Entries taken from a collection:

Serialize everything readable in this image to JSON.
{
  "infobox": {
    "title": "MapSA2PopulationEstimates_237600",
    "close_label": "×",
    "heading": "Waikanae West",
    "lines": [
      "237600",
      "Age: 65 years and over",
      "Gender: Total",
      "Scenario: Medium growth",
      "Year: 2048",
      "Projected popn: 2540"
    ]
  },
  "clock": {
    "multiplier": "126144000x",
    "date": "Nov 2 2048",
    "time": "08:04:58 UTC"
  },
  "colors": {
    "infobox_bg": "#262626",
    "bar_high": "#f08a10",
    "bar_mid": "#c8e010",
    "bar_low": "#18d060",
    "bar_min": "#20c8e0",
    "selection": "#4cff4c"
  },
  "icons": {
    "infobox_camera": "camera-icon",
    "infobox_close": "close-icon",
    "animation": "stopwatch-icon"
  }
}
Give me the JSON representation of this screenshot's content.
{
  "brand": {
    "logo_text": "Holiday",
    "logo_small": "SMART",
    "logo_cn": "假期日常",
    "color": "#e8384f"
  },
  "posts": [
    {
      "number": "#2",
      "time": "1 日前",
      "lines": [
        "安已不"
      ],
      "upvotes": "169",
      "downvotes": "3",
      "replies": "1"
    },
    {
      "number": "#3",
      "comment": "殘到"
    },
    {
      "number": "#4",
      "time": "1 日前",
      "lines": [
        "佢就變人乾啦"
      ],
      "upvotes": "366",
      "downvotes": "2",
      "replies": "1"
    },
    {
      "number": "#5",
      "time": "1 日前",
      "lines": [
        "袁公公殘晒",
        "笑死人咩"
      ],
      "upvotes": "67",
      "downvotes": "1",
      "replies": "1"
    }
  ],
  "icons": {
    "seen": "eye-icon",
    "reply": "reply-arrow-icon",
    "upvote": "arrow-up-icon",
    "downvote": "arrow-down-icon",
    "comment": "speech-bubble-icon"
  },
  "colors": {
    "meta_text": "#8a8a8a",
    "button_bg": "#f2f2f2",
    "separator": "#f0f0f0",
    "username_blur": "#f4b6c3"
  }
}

What the task asks: The records above are to be repeated exactly, in their entirety.

Finished exercise:
Serialize everything readable in this image to JSON.
{
  "infobox": {
    "title": "MapSA2PopulationEstimates_237600",
    "close_label": "×",
    "heading": "Waikanae West",
    "lines": [
      "237600",
      "Age: 65 years and over",
      "Gender: Total",
      "Scenario: Medium growth",
      "Year: 2048",
      "Projected popn: 2540"
    ]
  },
  "clock": {
    "multiplier": "126144000x",
    "date": "Nov 2 2048",
    "time": "08:04:58 UTC"
  },
  "colors": {
    "infobox_bg": "#262626",
    "bar_high": "#f08a10",
    "bar_mid": "#c8e010",
    "bar_low": "#18d060",
    "bar_min": "#20c8e0",
    "selection": "#4cff4c"
  },
  "icons": {
    "infobox_camera": "camera-icon",
    "infobox_close": "close-icon",
    "animation": "stopwatch-icon"
  }
}
Give me the JSON representation of this screenshot's content.
{
  "brand": {
    "logo_text": "Holiday",
    "logo_small": "SMART",
    "logo_cn": "假期日常",
    "color": "#e8384f"
  },
  "posts": [
    {
      "number": "#2",
      "time": "1 日前",
      "lines": [
        "安已不"
      ],
      "upvotes": "169",
      "downvotes": "3",
      "replies": "1"
    },
    {
      "number": "#3",
      "comment": "殘到"
    },
    {
      "number": "#4",
      "time": "1 日前",
      "lines": [
        "佢就變人乾啦"
      ],
      "upvotes": "366",
      "downvotes": "2",
      "replies": "1"
    },
    {
      "number": "#5",
      "time": "1 日前",
      "lines": [
        "袁公公殘晒",
        "笑死人咩"
      ],
      "upvotes": "67",
      "downvotes": "1",
      "replies": "1"
    }
  ],
  "icons": {
    "seen": "eye-icon",
    "reply": "reply-arrow-icon",
    "upvote": "arrow-up-icon",
    "downvote": "arrow-down-icon",
    "comment": "speech-bubble-icon"
  },
  "colors": {
    "meta_text": "#8a8a8a",
    "button_bg": "#f2f2f2",
    "separator": "#f0f0f0",
    "username_blur": "#f4b6c3"
  }
}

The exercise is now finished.